Pawel_T pisze:
każda z nich ma wady i zalety- zresztą jak wszystko. Ciekaw jestem jakie są Wasze spostrzeżenia co do tych dwóch "rodzajów" ?
co lepiej zakupić matkę unasiennioną czerwiąca czy tez nie unasieniona i czekać na loty godowe i czerw
przyjmując że matki będziemy dodawać do odkładów i wymiany w ulach
jeśli pytając masz na myśli matki nieunasienione, a unasiennione na pasieczysku, to każdy Ci odpowie, że matka unasieniona jest lepsza, tzn masz pewność, że po poddaniu i przyjęciu matka zacznie składać jajeczka, dlatego też wiele osób decyduje się na uliki weselne, jeszcze w przypadku odkładów to wiadomo, robimy je wczesnie, do zimy jest daleko więc nawet jeśli jedna matka nie wróci z oblotu to mamy czas poddać drugą, najwyżej zasilimy ramką czerwiu i już po kłopocie, ale w przypadku rodzin produkcyjnych to chyba już wiele osób opisało na tym forum swój styl prowadzenia rodzin i można się doczytać, że poddają matki unasienione, pytasz o plusy poddawania matek unasienionych, ja podam dwa momenty kiedy ja mam dobrą możliwość wymiany u siebie matek i wtedy przeprowadzam ten zabieg, jeden to po miodobraniu lipowym, a dokładnie to podczas miodobrania usuwam matkę czyli nie potrzebuję dodatkowego wglądu do ula, a drugi wgląd to po określonej liczbie dni, gdzie już brak czerwia odkrytego, usuwam mateczniki i poddaje matki unasiennione z ulików weselnych, na tym się kończy grzebanie w ulach dwa wglądy, pamiętając że pierwszy był połaczony z miodobraniem, drugi to po zakarmieniu rodzin ilość wglądów do rodziny pszczelej w podobnej ilości, oczywiście ktoś powie, że należy zajrzeć jeszcze czy matka została przyjęta i czy składa jajeczka, tak można zrobić ale to już wedle uznania, ogólnie masz Paweł przykład odnośnie rodzin produkcyjnych, w innych tematach Bogdan opisał tworzenie odkładów, więc też możesz przejrzeć je, tam jest wiele informacji.

PRZEKAZANE MATERIAŁY »
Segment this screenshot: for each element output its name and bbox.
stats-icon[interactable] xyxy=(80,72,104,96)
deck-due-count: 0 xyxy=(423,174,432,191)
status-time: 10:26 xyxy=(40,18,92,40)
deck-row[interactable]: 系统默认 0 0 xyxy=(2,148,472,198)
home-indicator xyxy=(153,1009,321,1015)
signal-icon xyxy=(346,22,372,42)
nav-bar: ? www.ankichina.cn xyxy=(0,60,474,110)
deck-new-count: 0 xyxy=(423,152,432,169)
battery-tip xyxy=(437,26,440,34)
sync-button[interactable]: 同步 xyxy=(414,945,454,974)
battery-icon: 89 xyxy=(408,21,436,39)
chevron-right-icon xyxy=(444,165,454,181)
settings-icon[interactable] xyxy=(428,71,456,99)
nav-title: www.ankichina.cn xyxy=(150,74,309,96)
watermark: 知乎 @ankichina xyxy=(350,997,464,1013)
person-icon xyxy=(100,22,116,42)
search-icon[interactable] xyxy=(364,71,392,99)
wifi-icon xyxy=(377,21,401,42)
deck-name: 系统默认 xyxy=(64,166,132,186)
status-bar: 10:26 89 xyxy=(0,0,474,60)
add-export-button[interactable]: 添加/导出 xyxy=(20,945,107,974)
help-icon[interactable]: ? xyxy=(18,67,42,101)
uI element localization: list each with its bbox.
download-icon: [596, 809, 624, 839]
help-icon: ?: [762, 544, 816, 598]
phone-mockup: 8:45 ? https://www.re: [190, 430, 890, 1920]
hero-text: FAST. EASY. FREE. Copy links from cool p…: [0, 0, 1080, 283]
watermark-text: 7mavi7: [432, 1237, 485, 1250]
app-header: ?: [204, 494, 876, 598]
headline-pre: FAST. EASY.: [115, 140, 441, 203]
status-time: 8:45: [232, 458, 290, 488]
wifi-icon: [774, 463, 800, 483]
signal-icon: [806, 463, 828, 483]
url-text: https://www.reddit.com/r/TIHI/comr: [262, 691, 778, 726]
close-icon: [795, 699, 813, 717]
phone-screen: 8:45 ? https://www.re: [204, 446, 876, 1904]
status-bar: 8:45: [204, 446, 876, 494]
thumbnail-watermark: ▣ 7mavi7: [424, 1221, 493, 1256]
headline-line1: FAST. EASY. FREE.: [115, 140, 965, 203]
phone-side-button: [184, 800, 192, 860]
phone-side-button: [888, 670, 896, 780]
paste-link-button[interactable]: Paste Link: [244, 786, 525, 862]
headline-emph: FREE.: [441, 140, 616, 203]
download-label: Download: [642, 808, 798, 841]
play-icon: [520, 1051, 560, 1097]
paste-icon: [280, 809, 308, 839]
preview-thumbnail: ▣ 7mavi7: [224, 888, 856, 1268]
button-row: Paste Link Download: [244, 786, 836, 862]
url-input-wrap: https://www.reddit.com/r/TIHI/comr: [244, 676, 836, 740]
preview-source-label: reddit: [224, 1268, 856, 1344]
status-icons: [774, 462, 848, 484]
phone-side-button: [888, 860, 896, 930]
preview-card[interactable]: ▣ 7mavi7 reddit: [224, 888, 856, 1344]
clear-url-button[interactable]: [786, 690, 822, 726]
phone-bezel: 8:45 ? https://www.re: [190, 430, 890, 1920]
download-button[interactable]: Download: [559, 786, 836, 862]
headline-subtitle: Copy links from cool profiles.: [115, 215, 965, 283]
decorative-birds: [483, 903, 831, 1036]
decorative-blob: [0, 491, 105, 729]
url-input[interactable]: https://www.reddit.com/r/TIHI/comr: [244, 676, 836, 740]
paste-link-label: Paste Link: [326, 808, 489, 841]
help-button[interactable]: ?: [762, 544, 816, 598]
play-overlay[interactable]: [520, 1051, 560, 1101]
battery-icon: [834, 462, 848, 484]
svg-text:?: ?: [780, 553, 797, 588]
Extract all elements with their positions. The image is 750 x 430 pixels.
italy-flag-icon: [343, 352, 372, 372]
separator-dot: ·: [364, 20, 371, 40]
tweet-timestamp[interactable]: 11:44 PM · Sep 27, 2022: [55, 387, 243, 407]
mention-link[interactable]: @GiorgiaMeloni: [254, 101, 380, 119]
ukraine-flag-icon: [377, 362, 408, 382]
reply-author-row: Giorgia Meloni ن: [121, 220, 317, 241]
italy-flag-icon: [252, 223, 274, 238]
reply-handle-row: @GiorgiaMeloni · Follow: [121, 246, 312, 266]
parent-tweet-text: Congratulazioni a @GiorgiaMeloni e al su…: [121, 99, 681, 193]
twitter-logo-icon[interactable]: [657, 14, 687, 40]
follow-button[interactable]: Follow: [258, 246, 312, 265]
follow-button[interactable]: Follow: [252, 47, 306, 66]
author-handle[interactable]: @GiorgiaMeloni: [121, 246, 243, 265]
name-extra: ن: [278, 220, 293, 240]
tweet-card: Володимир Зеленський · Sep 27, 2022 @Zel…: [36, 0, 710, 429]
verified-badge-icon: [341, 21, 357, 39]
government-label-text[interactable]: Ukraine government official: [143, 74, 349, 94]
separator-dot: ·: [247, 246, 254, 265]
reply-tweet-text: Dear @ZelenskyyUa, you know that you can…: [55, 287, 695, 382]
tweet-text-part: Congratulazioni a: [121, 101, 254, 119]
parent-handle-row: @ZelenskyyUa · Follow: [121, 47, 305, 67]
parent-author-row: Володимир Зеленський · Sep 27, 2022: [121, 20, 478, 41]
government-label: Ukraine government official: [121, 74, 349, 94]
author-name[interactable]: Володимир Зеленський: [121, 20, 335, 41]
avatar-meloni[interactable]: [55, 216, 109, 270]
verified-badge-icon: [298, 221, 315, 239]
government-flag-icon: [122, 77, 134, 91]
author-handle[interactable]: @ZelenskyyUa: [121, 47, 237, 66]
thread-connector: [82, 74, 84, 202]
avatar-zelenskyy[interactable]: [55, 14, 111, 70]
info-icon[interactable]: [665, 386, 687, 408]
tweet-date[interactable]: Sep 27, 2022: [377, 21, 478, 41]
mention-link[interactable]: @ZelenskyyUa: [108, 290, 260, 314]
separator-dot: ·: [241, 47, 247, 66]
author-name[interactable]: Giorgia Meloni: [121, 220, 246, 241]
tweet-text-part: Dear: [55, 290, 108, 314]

TWOJE POLECENIE » Skąd według tekstu o matkach pszczelich autor bierze matki unasiennione, które poddaje po usunięciu mateczników? Korzystaj tylko z tekstu.

ODPOWIEDŹ » Z ulików weselnych.